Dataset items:
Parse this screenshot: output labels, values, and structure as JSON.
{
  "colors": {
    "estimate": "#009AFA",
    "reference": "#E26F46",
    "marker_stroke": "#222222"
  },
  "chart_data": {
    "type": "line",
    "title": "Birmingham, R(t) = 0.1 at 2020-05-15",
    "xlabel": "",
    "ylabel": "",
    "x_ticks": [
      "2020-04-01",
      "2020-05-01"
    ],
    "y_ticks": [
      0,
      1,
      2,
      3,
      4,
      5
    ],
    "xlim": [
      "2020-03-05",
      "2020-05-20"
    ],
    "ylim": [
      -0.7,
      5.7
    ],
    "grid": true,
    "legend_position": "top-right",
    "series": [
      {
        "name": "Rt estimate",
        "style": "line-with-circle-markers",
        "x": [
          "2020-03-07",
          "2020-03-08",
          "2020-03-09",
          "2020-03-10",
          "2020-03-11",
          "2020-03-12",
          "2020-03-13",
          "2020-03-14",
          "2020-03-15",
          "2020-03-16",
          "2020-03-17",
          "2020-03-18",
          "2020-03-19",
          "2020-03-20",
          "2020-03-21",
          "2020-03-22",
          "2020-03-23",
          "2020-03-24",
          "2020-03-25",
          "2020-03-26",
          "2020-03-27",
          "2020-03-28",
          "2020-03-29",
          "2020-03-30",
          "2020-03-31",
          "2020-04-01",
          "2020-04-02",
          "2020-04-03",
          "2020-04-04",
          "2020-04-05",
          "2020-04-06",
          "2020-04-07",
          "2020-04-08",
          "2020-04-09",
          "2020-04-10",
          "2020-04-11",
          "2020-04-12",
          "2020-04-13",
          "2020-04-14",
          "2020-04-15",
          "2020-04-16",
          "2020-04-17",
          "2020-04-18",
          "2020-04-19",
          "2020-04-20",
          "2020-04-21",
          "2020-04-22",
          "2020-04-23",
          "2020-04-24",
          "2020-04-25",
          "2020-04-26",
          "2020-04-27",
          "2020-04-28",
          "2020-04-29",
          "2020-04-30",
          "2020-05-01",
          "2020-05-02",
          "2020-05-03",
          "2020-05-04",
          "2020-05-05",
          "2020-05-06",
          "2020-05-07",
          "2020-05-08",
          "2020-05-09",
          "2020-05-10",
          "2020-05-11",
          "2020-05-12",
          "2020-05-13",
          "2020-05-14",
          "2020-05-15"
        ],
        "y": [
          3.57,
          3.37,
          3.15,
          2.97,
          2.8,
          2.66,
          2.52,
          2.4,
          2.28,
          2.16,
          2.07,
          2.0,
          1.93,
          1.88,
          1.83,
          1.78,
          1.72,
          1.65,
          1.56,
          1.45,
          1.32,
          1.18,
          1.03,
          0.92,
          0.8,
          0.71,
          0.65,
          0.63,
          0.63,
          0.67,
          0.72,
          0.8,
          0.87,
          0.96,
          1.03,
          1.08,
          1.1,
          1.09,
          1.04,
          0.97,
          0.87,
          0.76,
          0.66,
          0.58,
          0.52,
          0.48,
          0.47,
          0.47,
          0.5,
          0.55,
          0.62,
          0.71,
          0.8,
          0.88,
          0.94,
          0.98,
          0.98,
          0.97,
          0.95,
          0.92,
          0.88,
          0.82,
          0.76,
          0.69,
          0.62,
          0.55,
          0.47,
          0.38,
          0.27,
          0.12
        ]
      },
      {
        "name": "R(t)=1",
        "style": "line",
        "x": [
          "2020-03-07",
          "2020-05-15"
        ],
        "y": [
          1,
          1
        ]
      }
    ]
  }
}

-- DIRECTIONS --
All of the data needs to be reproduced exactly, with no line missing.

-- REPLY TO THE EXERCISE --
Parse this screenshot: output labels, values, and structure as JSON.
{
  "colors": {
    "estimate": "#009AFA",
    "reference": "#E26F46",
    "marker_stroke": "#222222"
  },
  "chart_data": {
    "type": "line",
    "title": "Birmingham, R(t) = 0.1 at 2020-05-15",
    "xlabel": "",
    "ylabel": "",
    "x_ticks": [
      "2020-04-01",
      "2020-05-01"
    ],
    "y_ticks": [
      0,
      1,
      2,
      3,
      4,
      5
    ],
    "xlim": [
      "2020-03-05",
      "2020-05-20"
    ],
    "ylim": [
      -0.7,
      5.7
    ],
    "grid": true,
    "legend_position": "top-right",
    "series": [
      {
        "name": "Rt estimate",
        "style": "line-with-circle-markers",
        "x": [
          "2020-03-07",
          "2020-03-08",
          "2020-03-09",
          "2020-03-10",
          "2020-03-11",
          "2020-03-12",
          "2020-03-13",
          "2020-03-14",
          "2020-03-15",
          "2020-03-16",
          "2020-03-17",
          "2020-03-18",
          "2020-03-19",
          "2020-03-20",
          "2020-03-21",
          "2020-03-22",
          "2020-03-23",
          "2020-03-24",
          "2020-03-25",
          "2020-03-26",
          "2020-03-27",
          "2020-03-28",
          "2020-03-29",
          "2020-03-30",
          "2020-03-31",
          "2020-04-01",
          "2020-04-02",
          "2020-04-03",
          "2020-04-04",
          "2020-04-05",
          "2020-04-06",
          "2020-04-07",
          "2020-04-08",
          "2020-04-09",
          "2020-04-10",
          "2020-04-11",
          "2020-04-12",
          "2020-04-13",
          "2020-04-14",
          "2020-04-15",
          "2020-04-16",
          "2020-04-17",
          "2020-04-18",
          "2020-04-19",
          "2020-04-20",
          "2020-04-21",
          "2020-04-22",
          "2020-04-23",
          "2020-04-24",
          "2020-04-25",
          "2020-04-26",
          "2020-04-27",
          "2020-04-28",
          "2020-04-29",
          "2020-04-30",
          "2020-05-01",
          "2020-05-02",
          "2020-05-03",
          "2020-05-04",
          "2020-05-05",
          "2020-05-06",
          "2020-05-07",
          "2020-05-08",
          "2020-05-09",
          "2020-05-10",
          "2020-05-11",
          "2020-05-12",
          "2020-05-13",
          "2020-05-14",
          "2020-05-15"
        ],
        "y": [
          3.57,
          3.37,
          3.15,
          2.97,
          2.8,
          2.66,
          2.52,
          2.4,
          2.28,
          2.16,
          2.07,
          2.0,
          1.93,
          1.88,
          1.83,
          1.78,
          1.72,
          1.65,
          1.56,
          1.45,
          1.32,
          1.18,
          1.03,
          0.92,
          0.8,
          0.71,
          0.65,
          0.63,
          0.63,
          0.67,
          0.72,
          0.8,
          0.87,
          0.96,
          1.03,
          1.08,
          1.1,
          1.09,
          1.04,
          0.97,
          0.87,
          0.76,
          0.66,
          0.58,
          0.52,
          0.48,
          0.47,
          0.47,
          0.5,
          0.55,
          0.62,
          0.71,
          0.8,
          0.88,
          0.94,
          0.98,
          0.98,
          0.97,
          0.95,
          0.92,
          0.88,
          0.82,
          0.76,
          0.69,
          0.62,
          0.55,
          0.47,
          0.38,
          0.27,
          0.12
        ]
      },
      {
        "name": "R(t)=1",
        "style": "line",
        "x": [
          "2020-03-07",
          "2020-05-15"
        ],
        "y": [
          1,
          1
        ]
      }
    ]
  }
}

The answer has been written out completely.